What you have to do
Write out each line from the data below that includes the word "JSON".
** BEGIN Exercise materials **
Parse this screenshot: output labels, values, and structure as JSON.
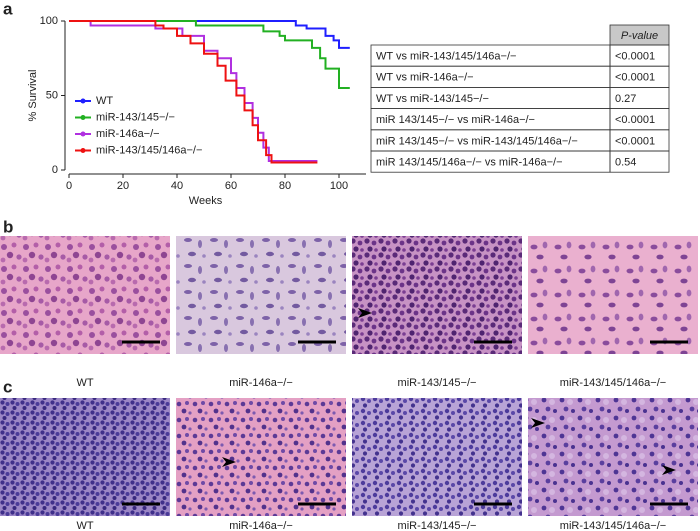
{
  "labels": [
    "a",
    "b",
    "c"
  ],
  "chart_data": {
    "type": "line",
    "step": true,
    "xlabel": "Weeks",
    "ylabel": "% Survival",
    "xlim": [
      0,
      110
    ],
    "xticks": [
      0,
      20,
      40,
      60,
      80,
      100
    ],
    "ylim": [
      0,
      100
    ],
    "yticks": [
      0,
      50,
      100
    ],
    "legend": "lower left",
    "series": [
      {
        "name": "WT",
        "color": "#1f1fff",
        "x": [
          0,
          84,
          84,
          88,
          88,
          95,
          95,
          98,
          98,
          100,
          100,
          104
        ],
        "values": [
          100,
          100,
          97,
          97,
          95,
          95,
          90,
          90,
          87,
          87,
          82,
          82
        ]
      },
      {
        "name": "miR-143/145−/−",
        "color": "#22b022",
        "x": [
          0,
          47,
          47,
          72,
          72,
          78,
          78,
          80,
          80,
          90,
          90,
          93,
          93,
          95,
          95,
          100,
          100,
          104
        ],
        "values": [
          100,
          100,
          97,
          97,
          93,
          93,
          90,
          90,
          87,
          87,
          82,
          82,
          75,
          75,
          68,
          68,
          55,
          55
        ]
      },
      {
        "name": "miR-146a−/−",
        "color": "#b030e0",
        "x": [
          0,
          8,
          8,
          32,
          32,
          42,
          42,
          50,
          50,
          55,
          55,
          60,
          60,
          62,
          62,
          65,
          65,
          68,
          68,
          70,
          70,
          72,
          72,
          74,
          74,
          92
        ],
        "values": [
          100,
          100,
          97,
          97,
          95,
          95,
          90,
          90,
          80,
          80,
          75,
          75,
          65,
          65,
          55,
          55,
          45,
          45,
          35,
          35,
          25,
          25,
          15,
          15,
          6,
          6
        ]
      },
      {
        "name": "miR-143/145/146a−/−",
        "color": "#ee1111",
        "x": [
          0,
          32,
          32,
          35,
          35,
          40,
          40,
          45,
          45,
          50,
          50,
          55,
          55,
          58,
          58,
          62,
          62,
          65,
          65,
          68,
          68,
          70,
          70,
          73,
          73,
          75,
          75,
          92
        ],
        "values": [
          100,
          100,
          97,
          97,
          95,
          95,
          90,
          90,
          85,
          85,
          78,
          78,
          70,
          70,
          60,
          60,
          50,
          50,
          40,
          40,
          30,
          30,
          20,
          20,
          10,
          10,
          5,
          5
        ]
      }
    ]
  },
  "table": {
    "header": "P-value",
    "rows": [
      [
        "WT vs miR-143/145/146a−/−",
        "<0.0001"
      ],
      [
        "WT vs miR-146a−/−",
        "<0.0001"
      ],
      [
        "WT vs miR-143/145−/−",
        "0.27"
      ],
      [
        "miR 143/145−/− vs miR-146a−/−",
        "<0.0001"
      ],
      [
        "miR 143/145−/− vs miR-143/145/146a−/−",
        "<0.0001"
      ],
      [
        "miR 143/145/146a−/− vs miR-146a−/−",
        "0.54"
      ]
    ]
  },
  "panels": [
    {
      "captions": [
        "WT",
        "miR-146a−/−",
        "miR-143/145−/−",
        "miR-143/145/146a−/−"
      ]
    },
    {
      "captions": [
        "WT",
        "miR-146a−/−",
        "miR-143/145−/−",
        "miR-143/145/146a−/−"
      ]
    }
  ]
}
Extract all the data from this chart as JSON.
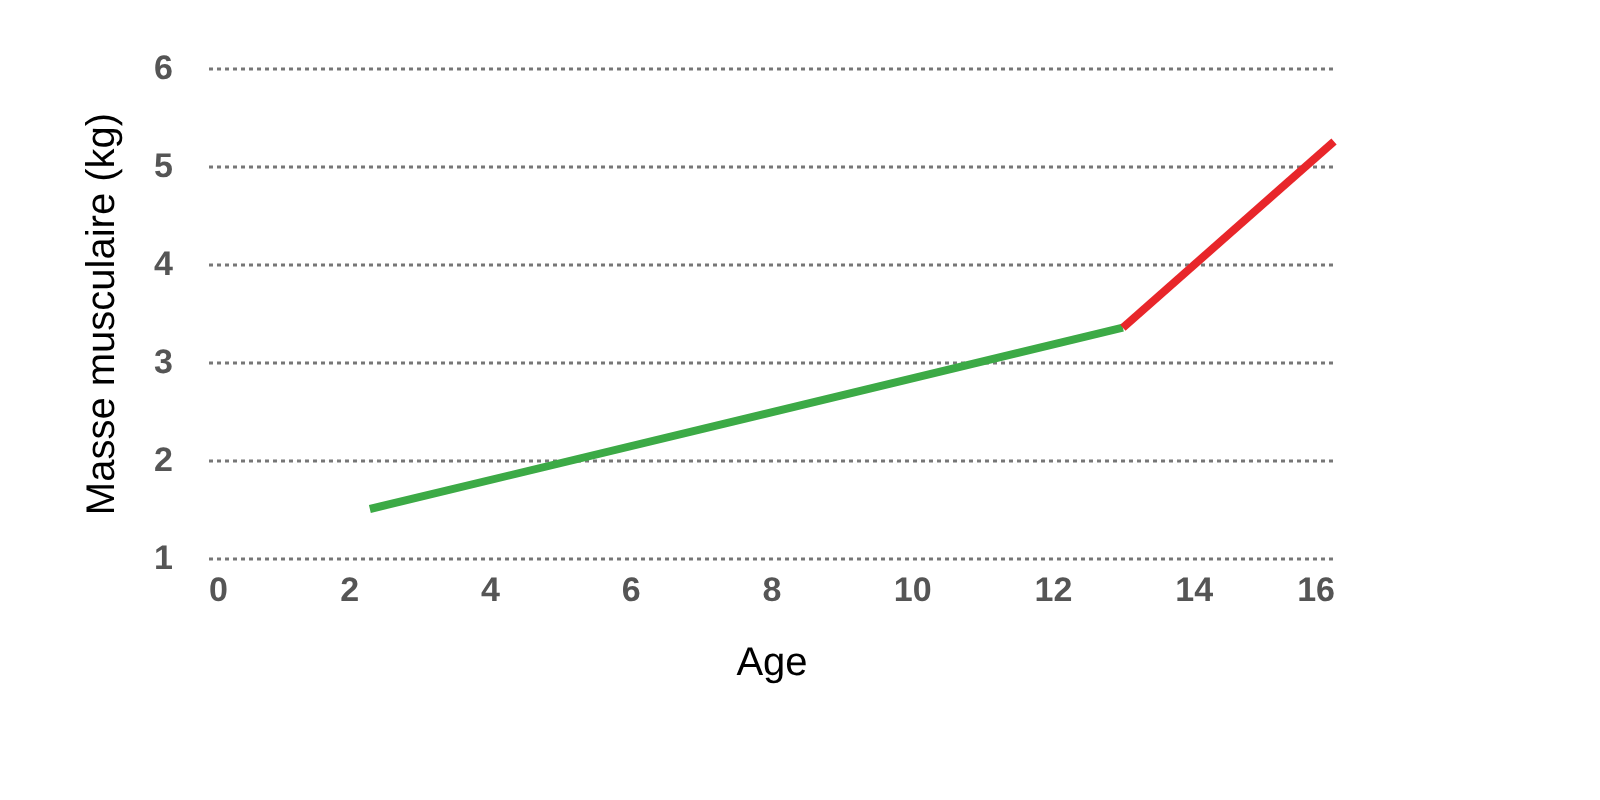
** END Exercise materials **
Exercise answer
Parse this screenshot: output labels, values, and structure as JSON.
Extract all the data from this chart as JSON.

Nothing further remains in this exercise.